▸ Description of the task:
Transcribe the listing word for word.

▸ Saved entries:
□ □ □
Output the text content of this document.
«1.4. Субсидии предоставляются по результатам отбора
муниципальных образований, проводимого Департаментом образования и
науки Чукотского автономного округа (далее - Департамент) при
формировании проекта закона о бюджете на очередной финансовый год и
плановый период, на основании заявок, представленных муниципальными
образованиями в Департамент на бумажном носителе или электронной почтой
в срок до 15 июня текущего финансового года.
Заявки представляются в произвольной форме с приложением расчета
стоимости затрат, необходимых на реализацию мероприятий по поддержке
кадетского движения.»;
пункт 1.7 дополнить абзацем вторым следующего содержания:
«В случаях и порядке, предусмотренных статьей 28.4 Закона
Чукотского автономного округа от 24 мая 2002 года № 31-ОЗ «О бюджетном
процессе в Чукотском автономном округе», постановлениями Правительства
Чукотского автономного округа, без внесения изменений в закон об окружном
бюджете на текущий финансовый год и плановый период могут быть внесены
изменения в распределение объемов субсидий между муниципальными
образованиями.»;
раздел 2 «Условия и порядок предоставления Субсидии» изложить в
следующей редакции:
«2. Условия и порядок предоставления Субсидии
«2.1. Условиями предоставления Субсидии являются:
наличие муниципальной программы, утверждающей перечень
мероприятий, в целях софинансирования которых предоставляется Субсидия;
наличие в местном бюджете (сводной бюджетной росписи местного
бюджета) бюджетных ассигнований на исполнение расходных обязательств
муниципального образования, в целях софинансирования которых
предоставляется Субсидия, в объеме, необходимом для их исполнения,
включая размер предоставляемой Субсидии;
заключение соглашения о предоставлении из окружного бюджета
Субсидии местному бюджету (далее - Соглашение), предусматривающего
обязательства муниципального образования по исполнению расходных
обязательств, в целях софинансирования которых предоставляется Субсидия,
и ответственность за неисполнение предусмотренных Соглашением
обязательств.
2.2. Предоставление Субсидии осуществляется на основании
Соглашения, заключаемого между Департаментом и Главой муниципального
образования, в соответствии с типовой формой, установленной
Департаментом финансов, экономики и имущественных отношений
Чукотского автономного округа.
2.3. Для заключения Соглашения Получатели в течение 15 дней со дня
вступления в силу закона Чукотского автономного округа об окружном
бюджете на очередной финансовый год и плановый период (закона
□ □ □
▸ Correct response:
Output the text content of this document.
«1.4. Субсидии предоставляются по результатам отбора
муниципальных образований, проводимого Департаментом образования и
науки Чукотского автономного округа (далее - Департамент) при
формировании проекта закона о бюджете на очередной финансовый год и
плановый период, на основании заявок, представленных муниципальными
образованиями в Департамент на бумажном носителе или электронной почтой
в срок до 15 июня текущего финансового года.
Заявки представляются в произвольной форме с приложением расчета
стоимости затрат, необходимых на реализацию мероприятий по поддержке
кадетского движения.»;
пункт 1.7 дополнить абзацем вторым следующего содержания:
«В случаях и порядке, предусмотренных статьей 28.4 Закона
Чукотского автономного округа от 24 мая 2002 года № 31-ОЗ «О бюджетном
процессе в Чукотском автономном округе», постановлениями Правительства
Чукотского автономного округа, без внесения изменений в закон об окружном
бюджете на текущий финансовый год и плановый период могут быть внесены
изменения в распределение объемов субсидий между муниципальными
образованиями.»;
раздел 2 «Условия и порядок предоставления Субсидии» изложить в
следующей редакции:
«2. Условия и порядок предоставления Субсидии
«2.1. Условиями предоставления Субсидии являются:
наличие муниципальной программы, утверждающей перечень
мероприятий, в целях софинансирования которых предоставляется Субсидия;
наличие в местном бюджете (сводной бюджетной росписи местного
бюджета) бюджетных ассигнований на исполнение расходных обязательств
муниципального образования, в целях софинансирования которых
предоставляется Субсидия, в объеме, необходимом для их исполнения,
включая размер предоставляемой Субсидии;
заключение соглашения о предоставлении из окружного бюджета
Субсидии местному бюджету (далее - Соглашение), предусматривающего
обязательства муниципального образования по исполнению расходных
обязательств, в целях софинансирования которых предоставляется Субсидия,
и ответственность за неисполнение предусмотренных Соглашением
обязательств.
2.2. Предоставление Субсидии осуществляется на основании
Соглашения, заключаемого между Департаментом и Главой муниципального
образования, в соответствии с типовой формой, установленной
Департаментом финансов, экономики и имущественных отношений
Чукотского автономного округа.
2.3. Для заключения Соглашения Получатели в течение 15 дней со дня
вступления в силу закона Чукотского автономного округа об окружном
бюджете на очередной финансовый год и плановый период (закона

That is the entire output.